### SUPPLIED TEXT
----

1) You cannot make statements about "countries" vis-a-vis drugs unless all sports are state controlled. It only makes sense to judge the respective sports federation and other bodies. For example, in the US the various swimming authorities, both formal and informal, have been actively vocal against drugs in their sport. US Track and Field is a disagrace and varioius authorities, including the USOC must be held partly responsible. Also how can the USOC have Donald Fehr involved in their organization for so many yearS? My point is that making blanket statements about countries is fraught with error.

2) Is US swimming clean? Not even sure what that means. If you mean that there is widespread opposition to drug use and willingness to embrace legitimate testing absolutely. We're also fortunate to have prominent swimming community members speaking out against drug use. It is likely that any drug use by US swimmers is due to "rogue" swimmers or coaches.

Having said all of this I do believe that the vast majority of international swimmin federations are not only against drug use but more importantly are in favor of more stringent testing. Most of the disagreements appear to be howver the question of how fast to push the search for new drugs. At this point the best deterrent is a policy, yet to be adopted on a widespread basis, that samples will be kept for X years and will be tested retroactively for new drugs. Also like the idea of coming up with new drug tests that look further back and suprise testing or retro testing to catch those cheaters who attempt to "wash out" the drugs prior to big competition.

breastroker
August 19th, 2004, 10:06 AM
Lets start with all that is good
Kaitlin Sandeno easy on the eyes between her, Natalie and Amanda there is a lot of USA eye candy. But I am with Gareth, Kaitlin is a doll.

Compare her to the "spitting lady" of past olympics:D

At the last SPMA Long course meters championships, one of my competitors (at least he thinks he can compete) spit in my lane. I nearly cracked up! I then proceeded to beat him by 3-4 seconds in the 50 meters breast!

----

### DATA SUPPLIED
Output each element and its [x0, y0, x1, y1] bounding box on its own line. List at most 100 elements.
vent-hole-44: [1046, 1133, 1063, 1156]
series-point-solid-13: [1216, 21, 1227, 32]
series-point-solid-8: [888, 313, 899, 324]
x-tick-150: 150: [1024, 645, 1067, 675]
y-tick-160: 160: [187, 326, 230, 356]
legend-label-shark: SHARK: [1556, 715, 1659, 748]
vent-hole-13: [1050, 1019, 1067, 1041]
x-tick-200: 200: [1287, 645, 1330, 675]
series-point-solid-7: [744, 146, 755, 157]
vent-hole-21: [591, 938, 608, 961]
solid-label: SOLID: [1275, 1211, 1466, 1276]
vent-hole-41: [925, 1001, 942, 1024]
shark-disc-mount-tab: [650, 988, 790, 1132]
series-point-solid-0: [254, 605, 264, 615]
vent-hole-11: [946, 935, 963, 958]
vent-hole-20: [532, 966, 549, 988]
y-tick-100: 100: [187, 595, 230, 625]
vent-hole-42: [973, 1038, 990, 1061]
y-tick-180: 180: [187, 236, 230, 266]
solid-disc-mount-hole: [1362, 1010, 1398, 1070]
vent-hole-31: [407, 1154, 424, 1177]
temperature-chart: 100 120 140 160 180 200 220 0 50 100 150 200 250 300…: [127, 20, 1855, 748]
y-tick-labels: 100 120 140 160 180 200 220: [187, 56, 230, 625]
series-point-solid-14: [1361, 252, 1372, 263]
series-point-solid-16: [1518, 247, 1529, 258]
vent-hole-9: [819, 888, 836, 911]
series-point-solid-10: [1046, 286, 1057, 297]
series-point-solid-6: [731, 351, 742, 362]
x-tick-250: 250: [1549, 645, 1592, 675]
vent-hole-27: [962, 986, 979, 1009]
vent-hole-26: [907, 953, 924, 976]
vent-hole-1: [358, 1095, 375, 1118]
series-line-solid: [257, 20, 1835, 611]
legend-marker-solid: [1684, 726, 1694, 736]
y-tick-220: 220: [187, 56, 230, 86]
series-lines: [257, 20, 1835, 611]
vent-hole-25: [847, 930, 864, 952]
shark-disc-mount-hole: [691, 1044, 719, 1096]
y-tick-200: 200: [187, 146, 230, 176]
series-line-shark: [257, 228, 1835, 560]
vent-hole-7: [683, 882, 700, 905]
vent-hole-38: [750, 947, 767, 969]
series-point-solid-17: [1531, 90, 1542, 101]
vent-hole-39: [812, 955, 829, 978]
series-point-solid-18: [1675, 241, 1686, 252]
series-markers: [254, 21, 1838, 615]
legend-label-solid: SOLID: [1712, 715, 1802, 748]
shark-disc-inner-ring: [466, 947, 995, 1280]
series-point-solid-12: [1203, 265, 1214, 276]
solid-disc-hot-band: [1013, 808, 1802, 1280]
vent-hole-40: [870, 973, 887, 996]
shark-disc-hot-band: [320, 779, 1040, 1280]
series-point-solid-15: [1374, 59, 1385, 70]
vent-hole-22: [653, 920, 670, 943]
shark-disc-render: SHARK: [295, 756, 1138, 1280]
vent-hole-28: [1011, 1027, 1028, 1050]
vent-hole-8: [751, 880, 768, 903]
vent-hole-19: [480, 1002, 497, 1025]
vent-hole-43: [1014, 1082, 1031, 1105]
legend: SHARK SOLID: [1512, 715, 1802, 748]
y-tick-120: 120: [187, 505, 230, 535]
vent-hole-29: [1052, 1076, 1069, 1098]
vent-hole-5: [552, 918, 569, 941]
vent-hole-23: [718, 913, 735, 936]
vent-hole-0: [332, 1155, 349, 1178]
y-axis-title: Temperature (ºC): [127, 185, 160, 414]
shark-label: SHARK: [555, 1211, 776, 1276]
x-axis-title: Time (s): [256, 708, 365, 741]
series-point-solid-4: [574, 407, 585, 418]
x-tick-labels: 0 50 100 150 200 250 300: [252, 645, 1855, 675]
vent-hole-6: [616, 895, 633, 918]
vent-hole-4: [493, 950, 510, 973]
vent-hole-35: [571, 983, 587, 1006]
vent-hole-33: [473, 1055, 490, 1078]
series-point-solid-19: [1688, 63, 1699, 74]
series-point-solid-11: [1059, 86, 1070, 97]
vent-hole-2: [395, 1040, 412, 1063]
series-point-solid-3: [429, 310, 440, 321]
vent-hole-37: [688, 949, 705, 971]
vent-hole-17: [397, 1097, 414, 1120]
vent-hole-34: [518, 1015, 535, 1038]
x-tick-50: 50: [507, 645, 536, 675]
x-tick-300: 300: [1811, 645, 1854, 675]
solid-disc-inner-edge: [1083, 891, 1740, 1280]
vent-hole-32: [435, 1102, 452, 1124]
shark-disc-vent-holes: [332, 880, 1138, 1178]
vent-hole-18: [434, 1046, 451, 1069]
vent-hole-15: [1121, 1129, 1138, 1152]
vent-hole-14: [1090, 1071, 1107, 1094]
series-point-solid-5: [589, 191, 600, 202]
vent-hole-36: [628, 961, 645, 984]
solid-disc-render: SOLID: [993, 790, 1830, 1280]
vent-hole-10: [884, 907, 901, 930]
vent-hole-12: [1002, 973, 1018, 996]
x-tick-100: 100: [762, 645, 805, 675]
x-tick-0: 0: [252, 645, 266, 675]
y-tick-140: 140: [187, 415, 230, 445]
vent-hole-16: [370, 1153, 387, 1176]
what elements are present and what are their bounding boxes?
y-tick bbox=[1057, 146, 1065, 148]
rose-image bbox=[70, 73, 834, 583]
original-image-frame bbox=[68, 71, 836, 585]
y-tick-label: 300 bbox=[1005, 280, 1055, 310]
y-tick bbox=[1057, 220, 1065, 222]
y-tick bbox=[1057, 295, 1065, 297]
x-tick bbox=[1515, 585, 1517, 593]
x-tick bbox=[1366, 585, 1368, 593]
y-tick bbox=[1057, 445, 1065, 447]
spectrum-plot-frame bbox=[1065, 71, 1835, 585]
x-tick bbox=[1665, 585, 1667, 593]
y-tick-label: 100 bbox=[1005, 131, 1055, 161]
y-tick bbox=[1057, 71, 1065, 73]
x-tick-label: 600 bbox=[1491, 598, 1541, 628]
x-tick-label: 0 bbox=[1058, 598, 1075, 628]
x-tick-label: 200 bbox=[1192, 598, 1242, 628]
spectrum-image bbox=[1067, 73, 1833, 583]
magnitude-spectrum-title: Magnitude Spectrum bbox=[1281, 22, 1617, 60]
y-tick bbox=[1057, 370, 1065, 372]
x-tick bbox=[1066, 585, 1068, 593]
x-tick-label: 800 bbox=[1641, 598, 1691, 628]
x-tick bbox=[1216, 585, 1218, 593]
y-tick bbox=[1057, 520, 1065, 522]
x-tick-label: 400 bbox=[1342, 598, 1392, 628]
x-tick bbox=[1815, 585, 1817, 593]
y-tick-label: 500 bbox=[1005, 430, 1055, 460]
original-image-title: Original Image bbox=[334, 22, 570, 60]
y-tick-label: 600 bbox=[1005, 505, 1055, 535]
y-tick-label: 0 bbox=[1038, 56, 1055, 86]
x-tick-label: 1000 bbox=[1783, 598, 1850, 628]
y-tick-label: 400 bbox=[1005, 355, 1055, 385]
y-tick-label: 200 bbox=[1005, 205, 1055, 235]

----

### TASK REQUIREMENTS
**1.** Retype the passage of the swimming forum text from "2) Is US swimming" to "swimmers or coaches.", with no changes.
**2.** In the swimming forum text, what policy does the writer call the best deterrent at this point?
**3.** Carry on the swimming forum text from the point where it stops.

### EXPECTED RESPONSES
**1.**
2) Is US swimming clean? Not even sure what that means. If you mean that there is widespread opposition to drug use and willingness to embrace legitimate testing absolutely. We're also fortunate to have prominent swimming community members speaking out against drug use. It is likely that any drug use by US swimmers is due to "rogue" swimmers or coaches.

**2.** The best deterrent is a policy, not yet widely adopted, of keeping samples for X years and testing them retroactively for new drugs.

**3.**
Actually I posted the comments about drug testing to stir the waters and was surprised that it did not get much flack immediately.I know a lot about the lack of effort by the USA drug people over the last 20 years. The people on top of the USA and the Olympic movements really do not want scandels, hence a Michelle Smith. You literally have to be foaming at the mouth like Ben Johnson to be caught.

Many of us "in the know" are really MAD AS HELL about the drug cheats, hence the Masters have been in thre front of the campaign to get stricter testing. Phill Whitten is a hero, standing up for dozens of years while the US Swimming heads said nothing.

About 10 years ago when the drugged up chinese women were destroying records, the US Masters swimmers performed on stage at the USAS convention. This includes US swimming, US Diving, US Synchronized swimming, US Water Polo, Masters Diving, Masters Water Polo.

The skit involved bearded masters coming out in full body suits, as the Chinese womens swim team. These guys all had full beards and were as we say "large". Every one thought it very funny, except that it had international implications. As we would say, not very politically correct. But Masters has always been in the fore front against cheating. We are also leading the way on trying to remove the Gold medals and kicking the PROVEN East German drug cheats out of the Swimming Hall of Fame.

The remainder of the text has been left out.